## INSTRUCTION
Every record should be copied exactly, except that pictures are to be omitted.

## Items listed in a dataset
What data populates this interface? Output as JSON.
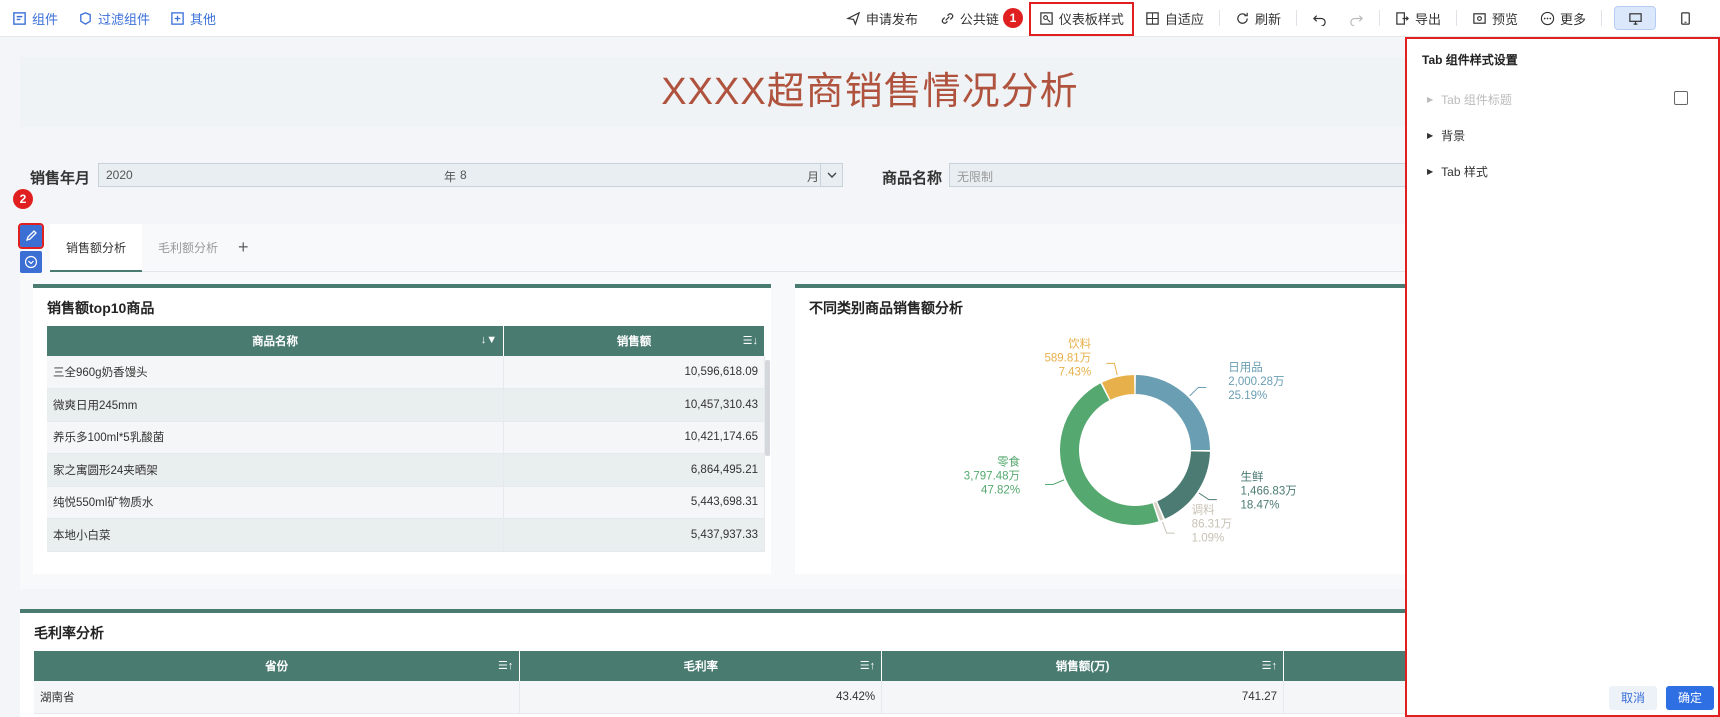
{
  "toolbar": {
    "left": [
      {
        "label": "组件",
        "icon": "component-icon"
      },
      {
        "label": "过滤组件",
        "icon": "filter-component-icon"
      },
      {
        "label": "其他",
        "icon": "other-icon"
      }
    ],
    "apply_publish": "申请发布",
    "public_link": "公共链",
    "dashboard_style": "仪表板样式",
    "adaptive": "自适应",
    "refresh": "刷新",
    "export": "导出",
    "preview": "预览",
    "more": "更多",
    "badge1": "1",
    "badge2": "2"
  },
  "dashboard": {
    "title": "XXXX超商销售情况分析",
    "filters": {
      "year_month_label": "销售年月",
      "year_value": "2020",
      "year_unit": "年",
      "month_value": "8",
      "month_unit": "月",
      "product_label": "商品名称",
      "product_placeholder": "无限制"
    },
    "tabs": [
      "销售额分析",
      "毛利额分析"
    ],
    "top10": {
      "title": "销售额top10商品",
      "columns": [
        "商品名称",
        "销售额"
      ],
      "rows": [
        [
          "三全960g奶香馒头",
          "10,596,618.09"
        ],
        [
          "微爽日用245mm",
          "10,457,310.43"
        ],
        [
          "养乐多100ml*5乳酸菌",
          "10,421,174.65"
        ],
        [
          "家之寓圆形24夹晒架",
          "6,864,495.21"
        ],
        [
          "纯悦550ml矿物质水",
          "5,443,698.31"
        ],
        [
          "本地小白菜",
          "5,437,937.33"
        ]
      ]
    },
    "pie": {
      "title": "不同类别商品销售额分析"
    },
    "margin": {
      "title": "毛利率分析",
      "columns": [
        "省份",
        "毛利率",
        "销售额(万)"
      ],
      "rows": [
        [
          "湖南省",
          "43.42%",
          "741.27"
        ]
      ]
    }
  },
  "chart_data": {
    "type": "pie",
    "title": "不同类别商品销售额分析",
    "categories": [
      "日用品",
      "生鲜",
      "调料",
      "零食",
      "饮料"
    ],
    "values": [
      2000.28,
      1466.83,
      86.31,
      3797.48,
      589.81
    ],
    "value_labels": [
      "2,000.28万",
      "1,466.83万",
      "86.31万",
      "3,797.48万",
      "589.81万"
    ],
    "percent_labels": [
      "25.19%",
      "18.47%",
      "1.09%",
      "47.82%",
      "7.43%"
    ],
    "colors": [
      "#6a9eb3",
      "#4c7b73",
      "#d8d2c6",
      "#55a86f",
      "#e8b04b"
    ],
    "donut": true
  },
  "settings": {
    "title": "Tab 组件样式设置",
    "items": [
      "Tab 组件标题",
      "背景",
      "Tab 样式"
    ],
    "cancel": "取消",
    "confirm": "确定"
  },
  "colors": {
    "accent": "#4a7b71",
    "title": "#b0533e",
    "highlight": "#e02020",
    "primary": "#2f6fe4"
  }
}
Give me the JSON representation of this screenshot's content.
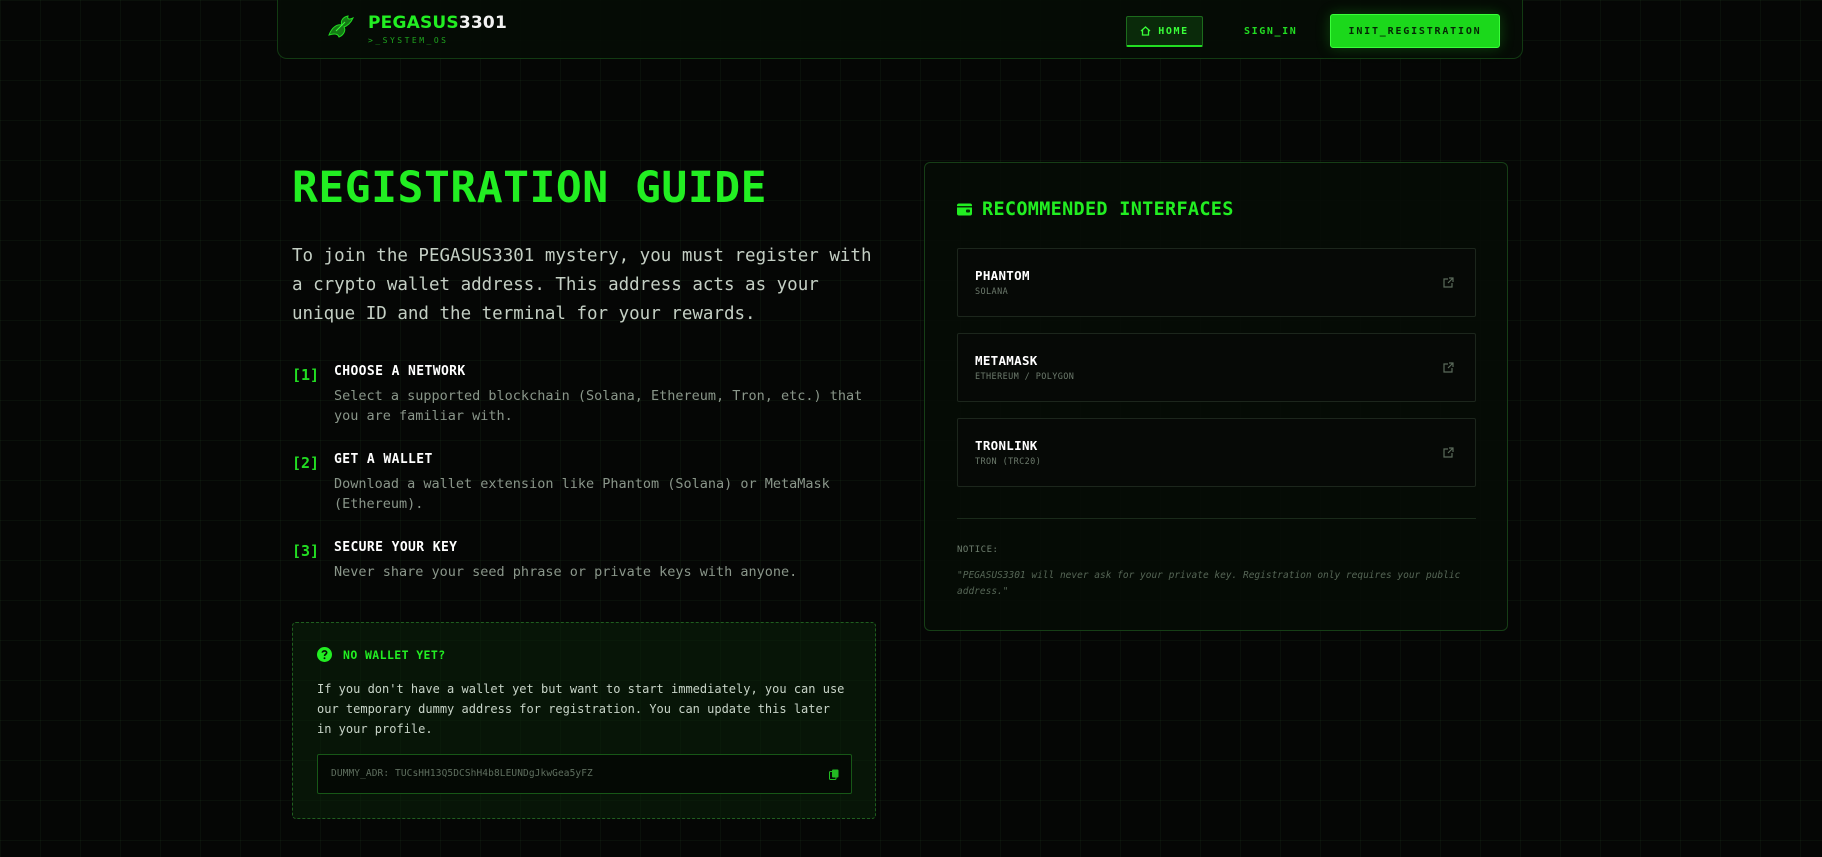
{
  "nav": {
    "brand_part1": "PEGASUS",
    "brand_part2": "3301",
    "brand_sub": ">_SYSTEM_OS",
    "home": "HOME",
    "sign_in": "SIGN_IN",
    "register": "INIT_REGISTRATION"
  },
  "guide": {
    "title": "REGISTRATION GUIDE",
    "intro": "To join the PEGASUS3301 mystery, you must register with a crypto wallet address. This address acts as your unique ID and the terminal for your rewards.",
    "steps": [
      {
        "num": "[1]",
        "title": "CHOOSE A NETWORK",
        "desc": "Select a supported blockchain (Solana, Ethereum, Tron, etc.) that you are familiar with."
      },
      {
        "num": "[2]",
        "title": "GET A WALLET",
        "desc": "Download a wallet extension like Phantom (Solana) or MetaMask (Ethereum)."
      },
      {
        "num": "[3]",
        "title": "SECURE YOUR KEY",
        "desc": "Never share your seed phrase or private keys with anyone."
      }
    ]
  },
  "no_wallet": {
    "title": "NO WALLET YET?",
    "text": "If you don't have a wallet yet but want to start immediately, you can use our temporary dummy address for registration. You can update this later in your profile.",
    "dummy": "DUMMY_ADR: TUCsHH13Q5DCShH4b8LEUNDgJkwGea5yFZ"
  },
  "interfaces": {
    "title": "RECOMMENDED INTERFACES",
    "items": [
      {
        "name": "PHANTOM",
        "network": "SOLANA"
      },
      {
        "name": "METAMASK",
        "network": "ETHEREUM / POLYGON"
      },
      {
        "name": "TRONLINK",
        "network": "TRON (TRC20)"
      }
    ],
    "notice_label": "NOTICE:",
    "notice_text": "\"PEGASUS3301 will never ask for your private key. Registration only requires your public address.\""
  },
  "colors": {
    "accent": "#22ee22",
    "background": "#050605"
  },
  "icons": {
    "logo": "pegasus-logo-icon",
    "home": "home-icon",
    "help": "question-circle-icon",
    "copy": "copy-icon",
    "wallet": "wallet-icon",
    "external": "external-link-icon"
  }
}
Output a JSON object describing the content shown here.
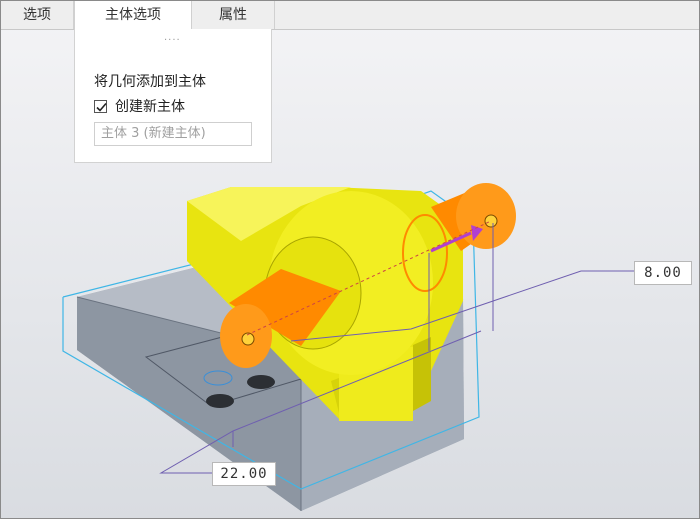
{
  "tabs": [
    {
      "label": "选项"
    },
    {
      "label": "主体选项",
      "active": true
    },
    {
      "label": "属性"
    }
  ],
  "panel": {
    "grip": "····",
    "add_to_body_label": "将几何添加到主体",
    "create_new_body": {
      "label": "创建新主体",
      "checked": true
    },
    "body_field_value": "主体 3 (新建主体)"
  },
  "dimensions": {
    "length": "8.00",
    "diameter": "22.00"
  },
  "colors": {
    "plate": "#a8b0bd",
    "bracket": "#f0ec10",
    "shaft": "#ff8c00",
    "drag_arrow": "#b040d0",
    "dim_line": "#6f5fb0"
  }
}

## COMPLETE OUTPUT
What data populates this interface? Output as JSON.
{
  "toolbar": {
    "left": [
      {
        "label": "组件",
        "icon": "component-icon"
      },
      {
        "label": "过滤组件",
        "icon": "filter-component-icon"
      },
      {
        "label": "其他",
        "icon": "other-icon"
      }
    ],
    "apply_publish": "申请发布",
    "public_link": "公共链",
    "dashboard_style": "仪表板样式",
    "adaptive": "自适应",
    "refresh": "刷新",
    "export": "导出",
    "preview": "预览",
    "more": "更多",
    "badge1": "1",
    "badge2": "2"
  },
  "dashboard": {
    "title": "XXXX超商销售情况分析",
    "filters": {
      "year_month_label": "销售年月",
      "year_value": "2020",
      "year_unit": "年",
      "month_value": "8",
      "month_unit": "月",
      "product_label": "商品名称",
      "product_placeholder": "无限制"
    },
    "tabs": [
      "销售额分析",
      "毛利额分析"
    ],
    "top10": {
      "title": "销售额top10商品",
      "columns": [
        "商品名称",
        "销售额"
      ],
      "rows": [
        [
          "三全960g奶香馒头",
          "10,596,618.09"
        ],
        [
          "微爽日用245mm",
          "10,457,310.43"
        ],
        [
          "养乐多100ml*5乳酸菌",
          "10,421,174.65"
        ],
        [
          "家之寓圆形24夹晒架",
          "6,864,495.21"
        ],
        [
          "纯悦550ml矿物质水",
          "5,443,698.31"
        ],
        [
          "本地小白菜",
          "5,437,937.33"
        ]
      ]
    },
    "pie": {
      "title": "不同类别商品销售额分析"
    },
    "margin": {
      "title": "毛利率分析",
      "columns": [
        "省份",
        "毛利率",
        "销售额(万)"
      ],
      "rows": [
        [
          "湖南省",
          "43.42%",
          "741.27"
        ]
      ]
    }
  },
  "chart_data": {
    "type": "pie",
    "title": "不同类别商品销售额分析",
    "categories": [
      "日用品",
      "生鲜",
      "调料",
      "零食",
      "饮料"
    ],
    "values": [
      2000.28,
      1466.83,
      86.31,
      3797.48,
      589.81
    ],
    "value_labels": [
      "2,000.28万",
      "1,466.83万",
      "86.31万",
      "3,797.48万",
      "589.81万"
    ],
    "percent_labels": [
      "25.19%",
      "18.47%",
      "1.09%",
      "47.82%",
      "7.43%"
    ],
    "colors": [
      "#6a9eb3",
      "#4c7b73",
      "#d8d2c6",
      "#55a86f",
      "#e8b04b"
    ],
    "donut": true
  },
  "settings": {
    "title": "Tab 组件样式设置",
    "items": [
      "Tab 组件标题",
      "背景",
      "Tab 样式"
    ],
    "cancel": "取消",
    "confirm": "确定"
  },
  "colors": {
    "accent": "#4a7b71",
    "title": "#b0533e",
    "highlight": "#e02020",
    "primary": "#2f6fe4"
  }
}
Give me the JSON representation of this screenshot's content.
{
  "nav": {
    "brand_part1": "PEGASUS",
    "brand_part2": "3301",
    "brand_sub": ">_SYSTEM_OS",
    "home": "HOME",
    "sign_in": "SIGN_IN",
    "register": "INIT_REGISTRATION"
  },
  "guide": {
    "title": "REGISTRATION GUIDE",
    "intro": "To join the PEGASUS3301 mystery, you must register with a crypto wallet address. This address acts as your unique ID and the terminal for your rewards.",
    "steps": [
      {
        "num": "[1]",
        "title": "CHOOSE A NETWORK",
        "desc": "Select a supported blockchain (Solana, Ethereum, Tron, etc.) that you are familiar with."
      },
      {
        "num": "[2]",
        "title": "GET A WALLET",
        "desc": "Download a wallet extension like Phantom (Solana) or MetaMask (Ethereum)."
      },
      {
        "num": "[3]",
        "title": "SECURE YOUR KEY",
        "desc": "Never share your seed phrase or private keys with anyone."
      }
    ]
  },
  "no_wallet": {
    "title": "NO WALLET YET?",
    "text": "If you don't have a wallet yet but want to start immediately, you can use our temporary dummy address for registration. You can update this later in your profile.",
    "dummy": "DUMMY_ADR: TUCsHH13Q5DCShH4b8LEUNDgJkwGea5yFZ"
  },
  "interfaces": {
    "title": "RECOMMENDED INTERFACES",
    "items": [
      {
        "name": "PHANTOM",
        "network": "SOLANA"
      },
      {
        "name": "METAMASK",
        "network": "ETHEREUM / POLYGON"
      },
      {
        "name": "TRONLINK",
        "network": "TRON (TRC20)"
      }
    ],
    "notice_label": "NOTICE:",
    "notice_text": "\"PEGASUS3301 will never ask for your private key. Registration only requires your public address.\""
  },
  "colors": {
    "accent": "#22ee22",
    "background": "#050605"
  },
  "icons": {
    "logo": "pegasus-logo-icon",
    "home": "home-icon",
    "help": "question-circle-icon",
    "copy": "copy-icon",
    "wallet": "wallet-icon",
    "external": "external-link-icon"
  }
}
Output a JSON object describing the content shown here.
{
  "tabs": [
    {
      "label": "选项"
    },
    {
      "label": "主体选项",
      "active": true
    },
    {
      "label": "属性"
    }
  ],
  "panel": {
    "grip": "····",
    "add_to_body_label": "将几何添加到主体",
    "create_new_body": {
      "label": "创建新主体",
      "checked": true
    },
    "body_field_value": "主体 3 (新建主体)"
  },
  "dimensions": {
    "length": "8.00",
    "diameter": "22.00"
  },
  "colors": {
    "plate": "#a8b0bd",
    "bracket": "#f0ec10",
    "shaft": "#ff8c00",
    "drag_arrow": "#b040d0",
    "dim_line": "#6f5fb0"
  }
}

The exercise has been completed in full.